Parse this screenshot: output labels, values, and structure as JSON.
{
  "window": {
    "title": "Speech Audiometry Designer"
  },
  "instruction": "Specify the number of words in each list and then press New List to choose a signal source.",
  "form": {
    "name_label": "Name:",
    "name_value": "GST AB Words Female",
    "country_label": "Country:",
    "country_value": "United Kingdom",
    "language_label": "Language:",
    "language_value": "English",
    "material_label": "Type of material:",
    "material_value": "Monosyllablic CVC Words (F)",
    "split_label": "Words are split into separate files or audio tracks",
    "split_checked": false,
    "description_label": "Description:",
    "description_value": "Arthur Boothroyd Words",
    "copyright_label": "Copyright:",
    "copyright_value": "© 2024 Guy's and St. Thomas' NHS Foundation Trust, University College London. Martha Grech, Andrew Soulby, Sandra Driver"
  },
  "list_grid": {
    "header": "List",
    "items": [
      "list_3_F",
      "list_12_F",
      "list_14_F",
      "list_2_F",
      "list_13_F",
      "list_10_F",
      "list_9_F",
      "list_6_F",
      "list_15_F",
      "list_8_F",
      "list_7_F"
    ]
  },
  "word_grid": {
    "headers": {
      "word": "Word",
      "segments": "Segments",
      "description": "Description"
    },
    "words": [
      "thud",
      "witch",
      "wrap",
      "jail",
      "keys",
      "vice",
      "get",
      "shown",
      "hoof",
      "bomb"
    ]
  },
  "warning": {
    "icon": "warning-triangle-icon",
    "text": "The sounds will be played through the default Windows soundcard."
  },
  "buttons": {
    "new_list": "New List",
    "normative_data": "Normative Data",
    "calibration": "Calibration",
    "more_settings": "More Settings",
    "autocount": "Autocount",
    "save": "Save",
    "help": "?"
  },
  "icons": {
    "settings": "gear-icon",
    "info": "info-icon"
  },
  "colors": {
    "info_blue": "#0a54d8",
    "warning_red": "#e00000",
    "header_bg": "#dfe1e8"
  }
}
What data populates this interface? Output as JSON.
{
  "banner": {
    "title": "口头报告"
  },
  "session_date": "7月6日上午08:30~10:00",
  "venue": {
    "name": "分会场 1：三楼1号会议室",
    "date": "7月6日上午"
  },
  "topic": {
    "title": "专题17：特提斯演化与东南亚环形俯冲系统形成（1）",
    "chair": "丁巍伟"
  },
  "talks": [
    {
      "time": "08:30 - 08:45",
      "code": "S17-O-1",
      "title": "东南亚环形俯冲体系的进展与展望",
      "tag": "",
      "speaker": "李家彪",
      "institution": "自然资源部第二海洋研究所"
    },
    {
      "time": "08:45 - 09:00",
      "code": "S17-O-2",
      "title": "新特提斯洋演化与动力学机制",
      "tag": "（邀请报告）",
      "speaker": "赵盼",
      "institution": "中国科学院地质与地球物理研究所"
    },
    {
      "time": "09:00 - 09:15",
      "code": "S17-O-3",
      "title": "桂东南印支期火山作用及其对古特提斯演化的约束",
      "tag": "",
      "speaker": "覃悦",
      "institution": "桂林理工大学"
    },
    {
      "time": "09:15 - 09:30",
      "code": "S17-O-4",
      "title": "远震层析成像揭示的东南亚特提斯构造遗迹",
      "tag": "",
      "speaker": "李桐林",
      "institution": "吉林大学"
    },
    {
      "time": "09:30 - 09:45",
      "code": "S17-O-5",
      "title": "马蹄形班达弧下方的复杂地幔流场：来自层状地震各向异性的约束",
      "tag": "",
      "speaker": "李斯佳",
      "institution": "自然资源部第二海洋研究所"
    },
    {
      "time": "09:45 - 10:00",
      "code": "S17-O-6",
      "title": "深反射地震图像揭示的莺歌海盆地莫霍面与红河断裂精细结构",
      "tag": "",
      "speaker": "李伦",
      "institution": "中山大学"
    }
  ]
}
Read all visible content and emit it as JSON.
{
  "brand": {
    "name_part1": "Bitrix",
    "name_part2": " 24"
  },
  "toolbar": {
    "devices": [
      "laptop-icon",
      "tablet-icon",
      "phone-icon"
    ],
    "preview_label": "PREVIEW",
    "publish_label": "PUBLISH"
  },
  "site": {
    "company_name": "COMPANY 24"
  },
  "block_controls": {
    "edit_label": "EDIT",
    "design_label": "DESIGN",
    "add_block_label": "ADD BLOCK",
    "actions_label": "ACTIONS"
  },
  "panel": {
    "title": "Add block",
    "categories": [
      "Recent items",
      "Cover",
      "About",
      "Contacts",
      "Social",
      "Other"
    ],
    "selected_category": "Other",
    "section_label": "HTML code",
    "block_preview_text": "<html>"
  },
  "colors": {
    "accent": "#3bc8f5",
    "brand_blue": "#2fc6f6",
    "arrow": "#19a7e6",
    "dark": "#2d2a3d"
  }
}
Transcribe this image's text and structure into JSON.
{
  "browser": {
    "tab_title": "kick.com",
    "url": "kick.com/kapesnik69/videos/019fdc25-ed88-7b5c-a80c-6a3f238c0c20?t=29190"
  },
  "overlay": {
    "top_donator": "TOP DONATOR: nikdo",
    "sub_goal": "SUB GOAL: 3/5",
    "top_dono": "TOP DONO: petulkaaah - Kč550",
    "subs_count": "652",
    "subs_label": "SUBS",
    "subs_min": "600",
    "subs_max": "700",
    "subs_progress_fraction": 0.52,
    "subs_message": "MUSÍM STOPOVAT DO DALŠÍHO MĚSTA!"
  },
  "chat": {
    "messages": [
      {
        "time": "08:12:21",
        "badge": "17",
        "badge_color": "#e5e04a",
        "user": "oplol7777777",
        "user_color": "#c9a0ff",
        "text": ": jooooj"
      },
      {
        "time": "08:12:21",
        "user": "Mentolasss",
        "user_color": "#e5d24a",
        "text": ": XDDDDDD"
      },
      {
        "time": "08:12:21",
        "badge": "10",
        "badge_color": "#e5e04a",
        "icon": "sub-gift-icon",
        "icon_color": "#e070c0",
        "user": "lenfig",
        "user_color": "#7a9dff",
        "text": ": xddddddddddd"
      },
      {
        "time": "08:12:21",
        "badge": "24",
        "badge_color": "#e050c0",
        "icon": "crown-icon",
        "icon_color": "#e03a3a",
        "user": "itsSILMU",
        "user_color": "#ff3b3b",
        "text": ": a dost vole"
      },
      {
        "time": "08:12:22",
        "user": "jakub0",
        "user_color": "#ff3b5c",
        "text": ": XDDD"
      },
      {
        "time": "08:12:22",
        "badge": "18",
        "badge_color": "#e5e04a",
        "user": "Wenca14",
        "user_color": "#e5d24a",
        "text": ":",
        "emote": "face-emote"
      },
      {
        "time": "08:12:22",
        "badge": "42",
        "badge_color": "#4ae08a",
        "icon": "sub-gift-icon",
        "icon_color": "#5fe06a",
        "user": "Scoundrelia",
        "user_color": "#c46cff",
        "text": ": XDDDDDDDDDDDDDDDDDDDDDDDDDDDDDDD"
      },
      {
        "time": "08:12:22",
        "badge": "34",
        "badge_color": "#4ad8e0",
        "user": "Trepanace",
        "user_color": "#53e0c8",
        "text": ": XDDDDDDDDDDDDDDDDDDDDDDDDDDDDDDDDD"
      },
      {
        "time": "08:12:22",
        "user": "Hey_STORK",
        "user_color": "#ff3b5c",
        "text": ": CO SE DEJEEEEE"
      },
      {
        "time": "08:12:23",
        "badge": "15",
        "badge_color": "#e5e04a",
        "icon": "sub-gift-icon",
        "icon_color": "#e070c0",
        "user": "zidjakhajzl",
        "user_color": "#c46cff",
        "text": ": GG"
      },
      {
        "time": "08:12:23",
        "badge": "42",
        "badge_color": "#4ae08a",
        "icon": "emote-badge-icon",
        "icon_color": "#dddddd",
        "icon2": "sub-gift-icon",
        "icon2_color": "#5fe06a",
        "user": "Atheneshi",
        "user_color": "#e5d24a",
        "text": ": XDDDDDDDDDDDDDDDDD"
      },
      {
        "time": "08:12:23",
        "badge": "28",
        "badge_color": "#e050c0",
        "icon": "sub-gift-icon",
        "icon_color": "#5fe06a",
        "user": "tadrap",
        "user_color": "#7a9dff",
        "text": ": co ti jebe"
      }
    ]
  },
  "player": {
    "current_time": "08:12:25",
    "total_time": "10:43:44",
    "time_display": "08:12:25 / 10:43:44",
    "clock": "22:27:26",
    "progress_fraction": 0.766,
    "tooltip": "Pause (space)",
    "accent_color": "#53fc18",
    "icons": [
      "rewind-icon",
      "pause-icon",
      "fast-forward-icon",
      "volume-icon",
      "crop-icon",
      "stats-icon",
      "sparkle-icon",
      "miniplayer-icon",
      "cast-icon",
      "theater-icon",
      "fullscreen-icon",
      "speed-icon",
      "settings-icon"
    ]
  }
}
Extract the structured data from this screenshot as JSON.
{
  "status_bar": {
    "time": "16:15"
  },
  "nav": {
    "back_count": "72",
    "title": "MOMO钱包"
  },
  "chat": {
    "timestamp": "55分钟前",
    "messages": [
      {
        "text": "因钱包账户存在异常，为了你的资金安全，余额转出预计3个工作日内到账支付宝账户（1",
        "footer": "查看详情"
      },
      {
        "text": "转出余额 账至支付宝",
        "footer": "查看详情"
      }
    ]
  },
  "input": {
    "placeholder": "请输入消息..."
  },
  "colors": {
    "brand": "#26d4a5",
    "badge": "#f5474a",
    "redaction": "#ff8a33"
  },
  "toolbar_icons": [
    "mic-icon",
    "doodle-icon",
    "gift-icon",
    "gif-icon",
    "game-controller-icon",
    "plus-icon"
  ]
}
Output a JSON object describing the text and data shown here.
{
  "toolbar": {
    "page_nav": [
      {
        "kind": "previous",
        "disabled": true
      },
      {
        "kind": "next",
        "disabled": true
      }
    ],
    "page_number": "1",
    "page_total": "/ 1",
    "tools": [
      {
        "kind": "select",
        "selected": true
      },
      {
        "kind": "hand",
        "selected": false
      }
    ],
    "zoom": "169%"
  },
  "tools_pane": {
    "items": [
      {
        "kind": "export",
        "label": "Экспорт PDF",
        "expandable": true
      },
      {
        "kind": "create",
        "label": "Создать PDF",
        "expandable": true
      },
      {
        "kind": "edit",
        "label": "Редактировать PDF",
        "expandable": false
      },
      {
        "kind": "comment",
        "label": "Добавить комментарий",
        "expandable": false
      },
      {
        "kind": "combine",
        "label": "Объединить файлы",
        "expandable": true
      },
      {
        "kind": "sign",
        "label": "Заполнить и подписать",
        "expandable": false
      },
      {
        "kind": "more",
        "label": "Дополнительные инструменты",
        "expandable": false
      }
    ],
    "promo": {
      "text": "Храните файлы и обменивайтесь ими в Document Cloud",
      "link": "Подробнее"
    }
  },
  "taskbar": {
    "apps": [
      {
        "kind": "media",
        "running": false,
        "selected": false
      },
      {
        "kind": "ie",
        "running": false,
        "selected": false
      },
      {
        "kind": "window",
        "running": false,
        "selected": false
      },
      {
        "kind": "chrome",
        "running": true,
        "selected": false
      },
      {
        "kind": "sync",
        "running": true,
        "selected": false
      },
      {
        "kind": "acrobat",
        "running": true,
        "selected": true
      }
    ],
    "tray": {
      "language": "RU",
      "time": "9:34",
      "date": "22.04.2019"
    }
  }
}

=======

Copy every line above that includes the string "screenshot".

Parse this screenshot: output labels, values, and structure as JSON.
Extract the structured data from this screenshot as JSON.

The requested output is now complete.